* [DATASET ROWS]
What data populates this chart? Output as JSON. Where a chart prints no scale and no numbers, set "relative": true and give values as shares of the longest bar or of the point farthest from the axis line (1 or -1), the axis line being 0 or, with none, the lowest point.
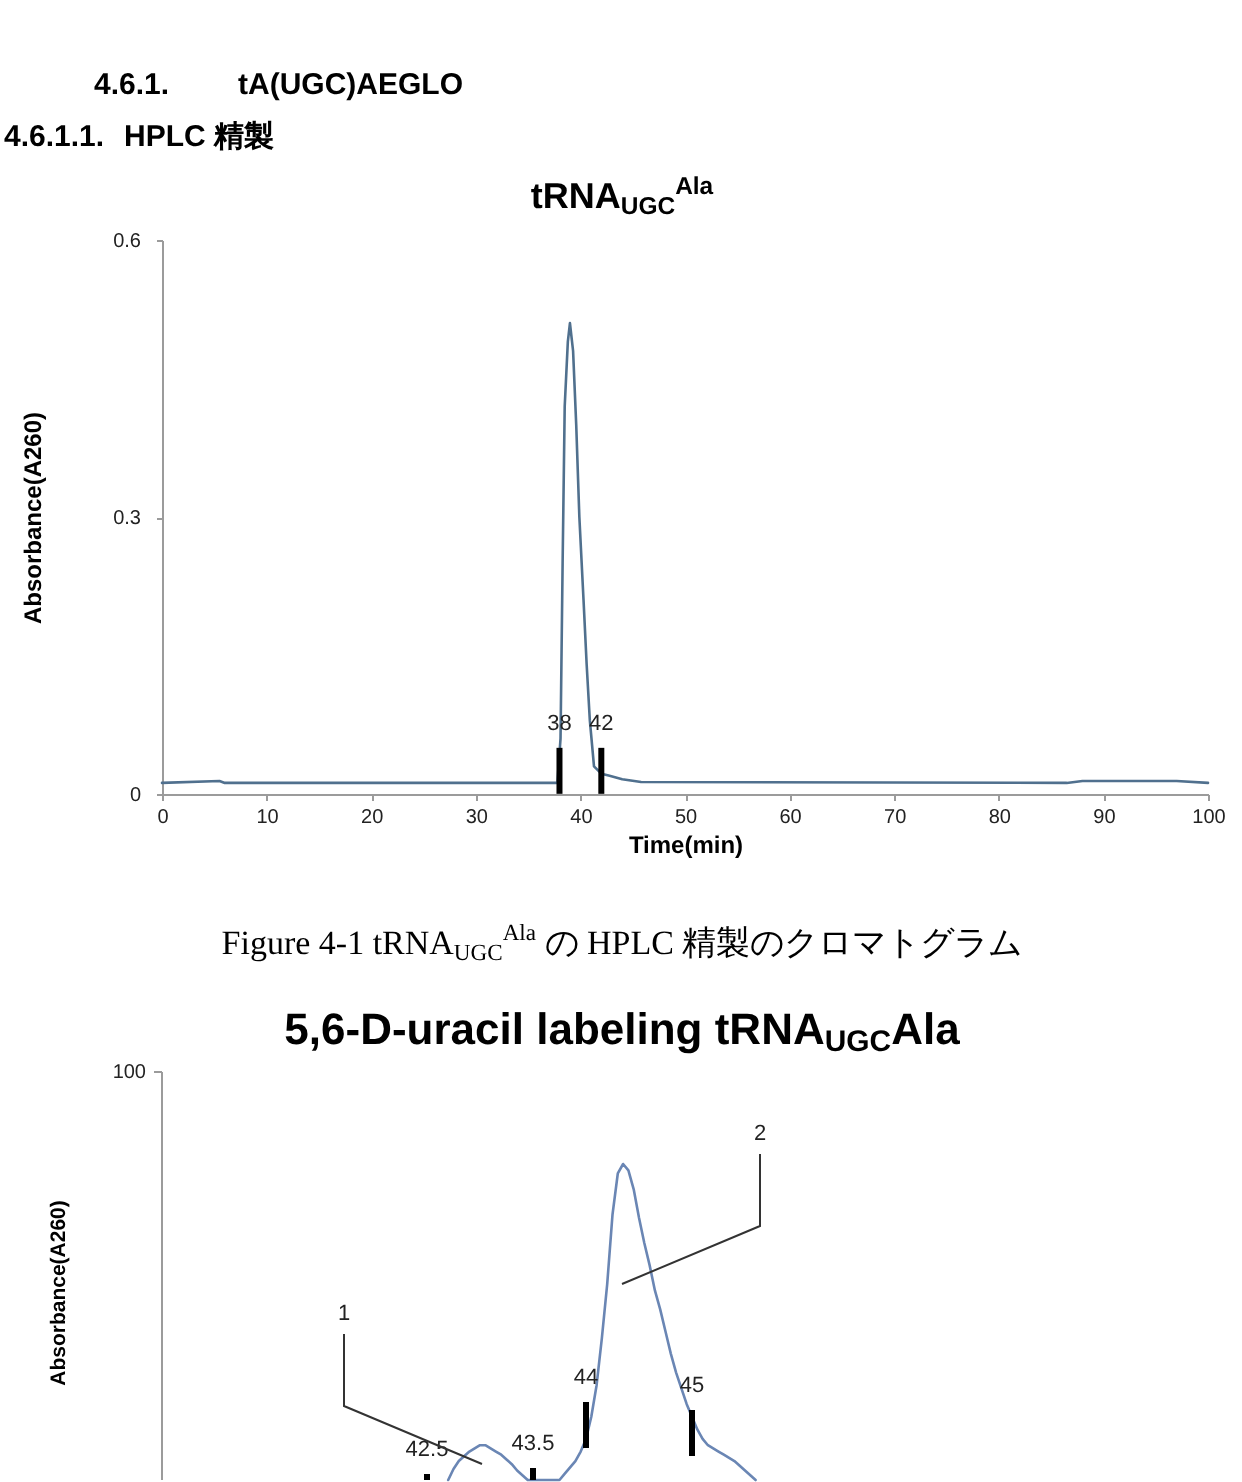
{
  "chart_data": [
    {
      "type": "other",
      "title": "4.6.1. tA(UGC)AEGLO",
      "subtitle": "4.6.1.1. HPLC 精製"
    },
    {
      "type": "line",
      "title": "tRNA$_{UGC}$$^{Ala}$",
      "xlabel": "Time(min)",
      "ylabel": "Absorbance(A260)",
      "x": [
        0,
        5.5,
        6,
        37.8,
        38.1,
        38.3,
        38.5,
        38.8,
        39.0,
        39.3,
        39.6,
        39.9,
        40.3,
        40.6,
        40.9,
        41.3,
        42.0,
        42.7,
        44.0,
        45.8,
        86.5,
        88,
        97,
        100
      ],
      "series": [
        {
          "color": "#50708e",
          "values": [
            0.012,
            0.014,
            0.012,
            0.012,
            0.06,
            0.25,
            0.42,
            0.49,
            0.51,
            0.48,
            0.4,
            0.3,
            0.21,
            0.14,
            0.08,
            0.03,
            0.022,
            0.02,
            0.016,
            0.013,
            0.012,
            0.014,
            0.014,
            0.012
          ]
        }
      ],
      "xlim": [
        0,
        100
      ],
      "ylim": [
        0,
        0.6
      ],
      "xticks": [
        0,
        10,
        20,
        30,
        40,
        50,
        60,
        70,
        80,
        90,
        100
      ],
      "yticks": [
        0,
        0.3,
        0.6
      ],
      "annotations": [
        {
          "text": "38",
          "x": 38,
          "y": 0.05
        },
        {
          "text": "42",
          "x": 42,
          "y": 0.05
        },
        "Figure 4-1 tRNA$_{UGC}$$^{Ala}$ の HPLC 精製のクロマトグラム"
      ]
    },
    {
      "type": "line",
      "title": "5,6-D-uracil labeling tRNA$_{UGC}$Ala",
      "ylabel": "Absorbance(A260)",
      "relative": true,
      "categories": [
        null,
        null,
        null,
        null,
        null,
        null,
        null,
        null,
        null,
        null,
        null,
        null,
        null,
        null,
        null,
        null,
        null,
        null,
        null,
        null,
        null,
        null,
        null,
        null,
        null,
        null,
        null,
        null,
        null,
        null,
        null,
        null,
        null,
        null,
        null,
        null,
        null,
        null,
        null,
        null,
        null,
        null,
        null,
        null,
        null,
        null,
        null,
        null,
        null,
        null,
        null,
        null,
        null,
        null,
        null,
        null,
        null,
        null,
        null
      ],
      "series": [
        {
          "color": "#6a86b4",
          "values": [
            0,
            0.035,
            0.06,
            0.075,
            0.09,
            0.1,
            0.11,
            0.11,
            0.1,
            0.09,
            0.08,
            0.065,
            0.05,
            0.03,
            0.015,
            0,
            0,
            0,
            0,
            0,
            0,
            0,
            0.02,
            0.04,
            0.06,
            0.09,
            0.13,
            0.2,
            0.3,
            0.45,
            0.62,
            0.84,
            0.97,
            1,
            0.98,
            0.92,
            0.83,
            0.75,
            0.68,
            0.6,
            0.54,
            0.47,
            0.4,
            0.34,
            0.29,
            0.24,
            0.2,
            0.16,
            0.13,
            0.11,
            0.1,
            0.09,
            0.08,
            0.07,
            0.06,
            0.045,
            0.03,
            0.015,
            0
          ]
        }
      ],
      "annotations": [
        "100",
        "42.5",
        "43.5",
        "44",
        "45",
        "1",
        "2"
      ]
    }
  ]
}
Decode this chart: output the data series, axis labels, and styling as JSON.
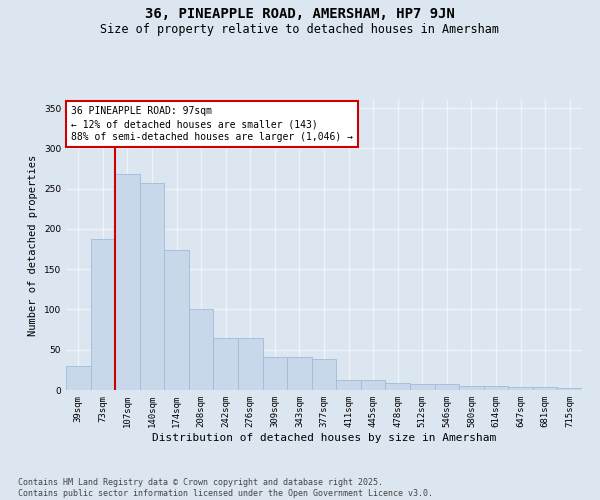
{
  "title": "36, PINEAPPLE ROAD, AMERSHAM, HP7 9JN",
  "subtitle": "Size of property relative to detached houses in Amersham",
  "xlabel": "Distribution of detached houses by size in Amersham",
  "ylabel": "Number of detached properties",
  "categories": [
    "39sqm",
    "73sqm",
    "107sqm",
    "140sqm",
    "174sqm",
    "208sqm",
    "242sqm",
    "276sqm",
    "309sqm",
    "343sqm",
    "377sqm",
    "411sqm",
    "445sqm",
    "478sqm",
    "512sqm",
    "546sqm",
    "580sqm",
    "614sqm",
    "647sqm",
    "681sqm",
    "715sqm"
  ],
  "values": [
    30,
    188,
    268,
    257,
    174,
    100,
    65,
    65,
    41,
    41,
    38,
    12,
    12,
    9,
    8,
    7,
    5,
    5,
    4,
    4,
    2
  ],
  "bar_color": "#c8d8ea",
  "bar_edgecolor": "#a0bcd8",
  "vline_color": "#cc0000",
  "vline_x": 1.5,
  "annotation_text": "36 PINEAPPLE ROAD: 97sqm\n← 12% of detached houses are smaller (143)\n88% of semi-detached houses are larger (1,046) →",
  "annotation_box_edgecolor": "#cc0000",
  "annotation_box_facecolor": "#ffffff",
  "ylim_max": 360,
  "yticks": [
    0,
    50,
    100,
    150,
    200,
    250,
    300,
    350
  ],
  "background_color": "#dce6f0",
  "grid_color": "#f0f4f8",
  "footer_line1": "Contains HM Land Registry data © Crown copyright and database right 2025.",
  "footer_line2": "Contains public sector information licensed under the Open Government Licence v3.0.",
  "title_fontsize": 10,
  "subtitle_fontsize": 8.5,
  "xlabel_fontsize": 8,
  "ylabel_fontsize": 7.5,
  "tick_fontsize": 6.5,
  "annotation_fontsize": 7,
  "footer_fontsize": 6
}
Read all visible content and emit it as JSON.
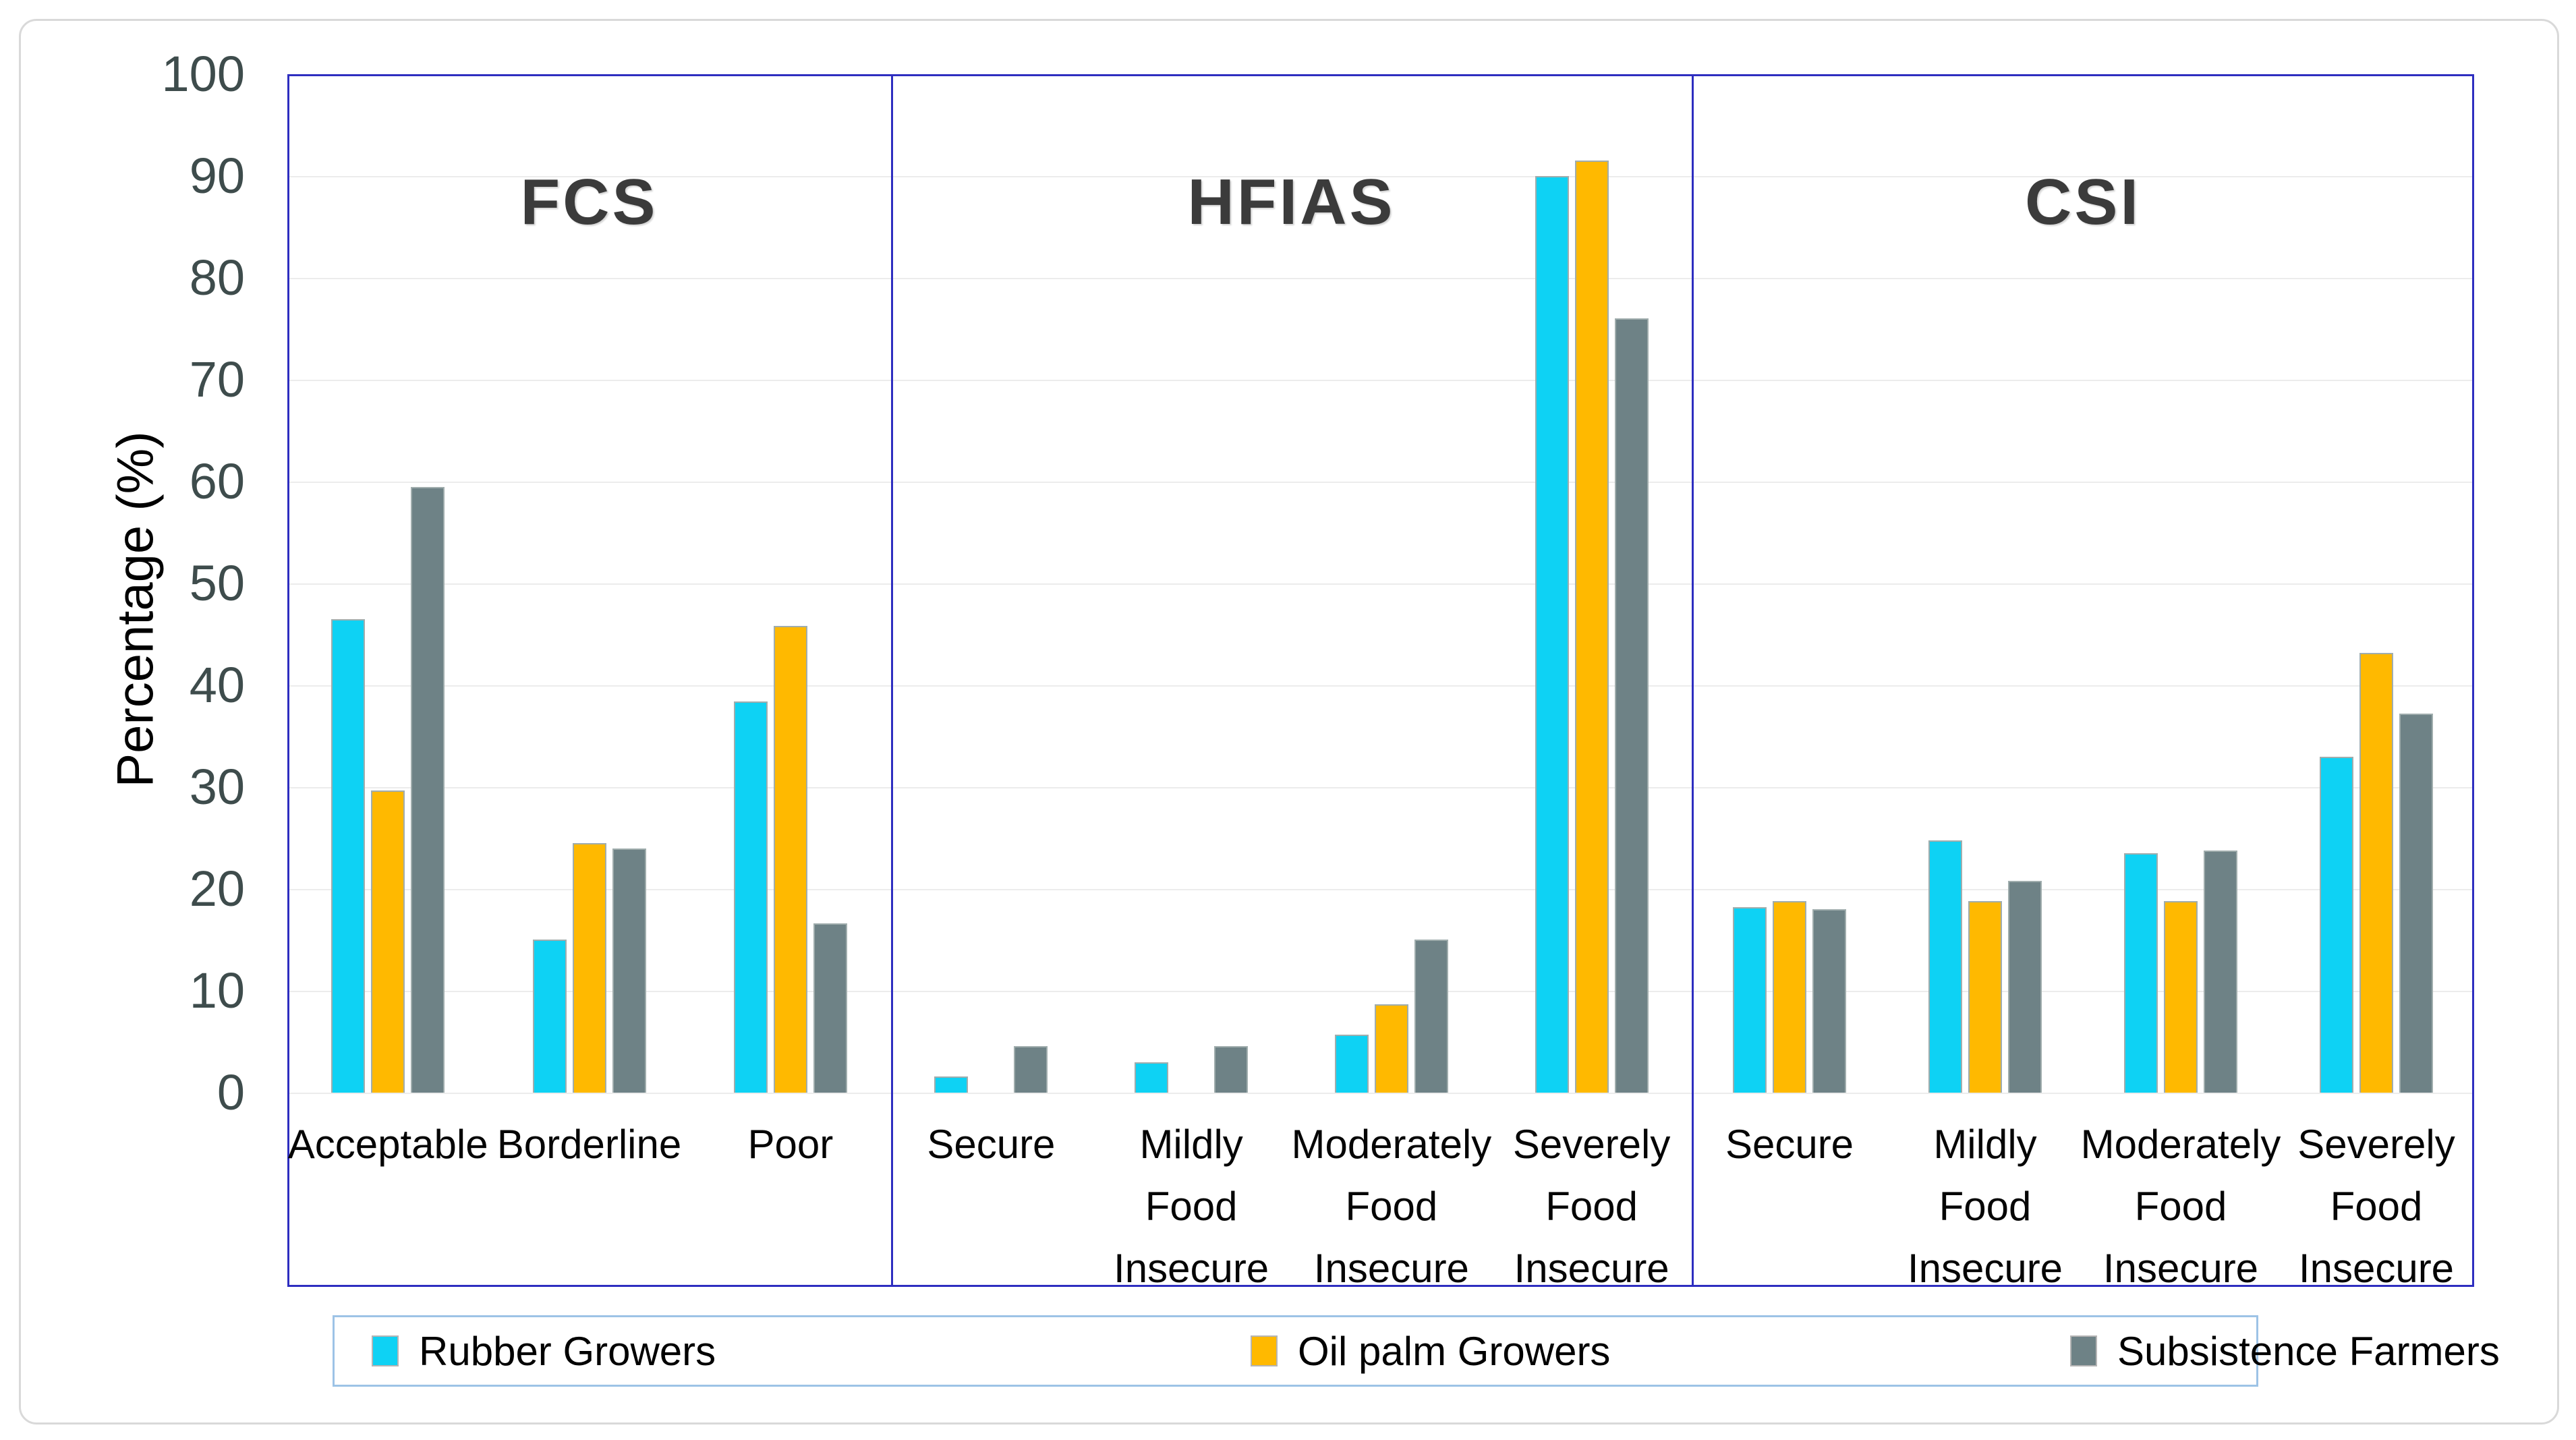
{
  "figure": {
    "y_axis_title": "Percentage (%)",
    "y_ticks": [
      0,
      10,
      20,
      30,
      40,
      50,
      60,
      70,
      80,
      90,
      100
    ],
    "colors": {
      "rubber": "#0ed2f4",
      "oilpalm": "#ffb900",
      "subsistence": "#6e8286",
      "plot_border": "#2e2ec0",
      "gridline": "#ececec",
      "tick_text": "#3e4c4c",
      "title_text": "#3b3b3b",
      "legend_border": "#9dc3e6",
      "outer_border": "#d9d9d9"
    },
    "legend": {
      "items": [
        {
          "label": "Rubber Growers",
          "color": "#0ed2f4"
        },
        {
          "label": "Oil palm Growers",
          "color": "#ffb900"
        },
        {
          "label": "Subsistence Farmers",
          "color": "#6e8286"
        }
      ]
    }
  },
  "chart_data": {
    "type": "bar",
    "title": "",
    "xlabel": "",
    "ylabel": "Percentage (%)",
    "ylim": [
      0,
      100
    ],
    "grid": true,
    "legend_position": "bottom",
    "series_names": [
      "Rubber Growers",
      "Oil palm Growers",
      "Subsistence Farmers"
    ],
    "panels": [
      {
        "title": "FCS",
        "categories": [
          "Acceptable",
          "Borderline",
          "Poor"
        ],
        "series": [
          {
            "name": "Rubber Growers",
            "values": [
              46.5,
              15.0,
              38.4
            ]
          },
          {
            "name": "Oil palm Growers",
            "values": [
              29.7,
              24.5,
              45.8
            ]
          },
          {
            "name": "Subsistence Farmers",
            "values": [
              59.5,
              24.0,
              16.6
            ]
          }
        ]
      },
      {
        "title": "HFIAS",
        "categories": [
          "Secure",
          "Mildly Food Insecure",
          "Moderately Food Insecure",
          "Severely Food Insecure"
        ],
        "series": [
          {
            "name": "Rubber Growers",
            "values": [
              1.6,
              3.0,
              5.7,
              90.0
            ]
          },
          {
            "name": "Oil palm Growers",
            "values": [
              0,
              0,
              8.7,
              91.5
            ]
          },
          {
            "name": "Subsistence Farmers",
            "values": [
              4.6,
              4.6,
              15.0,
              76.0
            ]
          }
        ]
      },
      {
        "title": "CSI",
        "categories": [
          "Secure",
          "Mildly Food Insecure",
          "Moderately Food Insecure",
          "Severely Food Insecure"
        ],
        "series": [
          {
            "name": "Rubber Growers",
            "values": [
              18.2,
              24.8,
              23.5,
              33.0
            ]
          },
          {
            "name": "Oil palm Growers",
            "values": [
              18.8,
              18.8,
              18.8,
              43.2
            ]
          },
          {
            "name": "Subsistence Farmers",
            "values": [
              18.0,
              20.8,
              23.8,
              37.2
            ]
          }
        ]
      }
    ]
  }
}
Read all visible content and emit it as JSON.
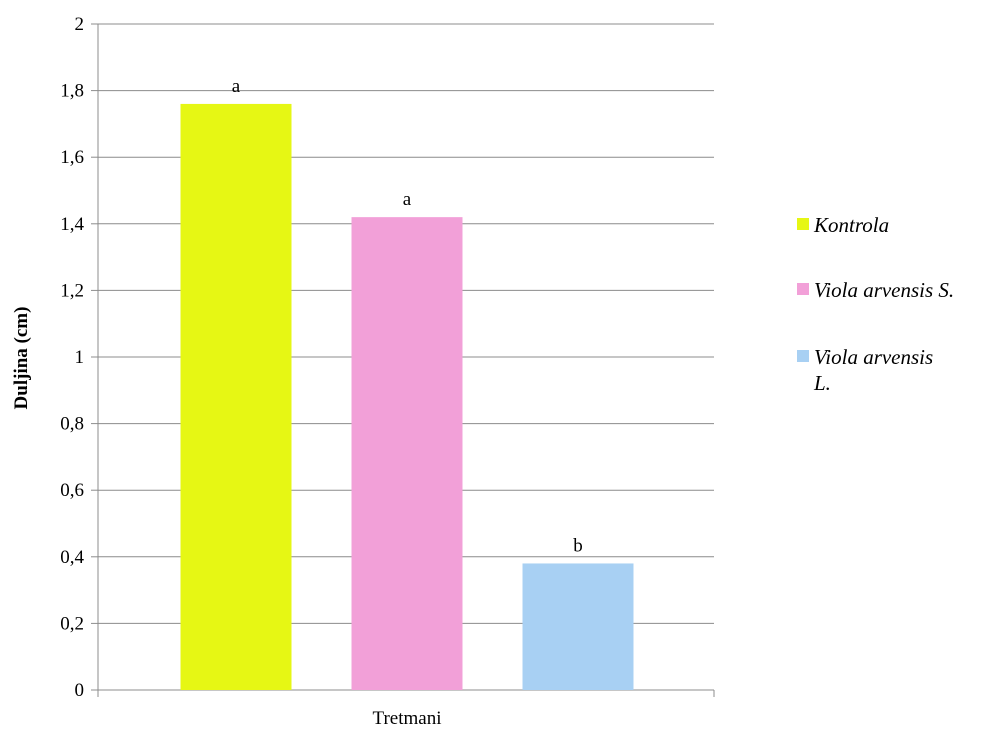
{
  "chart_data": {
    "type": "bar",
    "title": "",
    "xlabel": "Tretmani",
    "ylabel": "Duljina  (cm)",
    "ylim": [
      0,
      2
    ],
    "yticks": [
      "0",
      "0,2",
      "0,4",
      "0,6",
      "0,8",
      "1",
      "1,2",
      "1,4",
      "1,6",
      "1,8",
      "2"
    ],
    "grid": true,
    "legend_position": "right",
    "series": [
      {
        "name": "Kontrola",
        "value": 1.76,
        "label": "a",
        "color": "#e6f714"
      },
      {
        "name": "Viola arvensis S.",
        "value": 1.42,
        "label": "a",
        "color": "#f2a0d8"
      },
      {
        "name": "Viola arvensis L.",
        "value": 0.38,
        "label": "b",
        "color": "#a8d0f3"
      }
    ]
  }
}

* [WRITTEN EXERCISE] Report the number of lines in the listing that include the string "Viola"; give nothing but the number.

* [EXERCISE SOLUTION] 2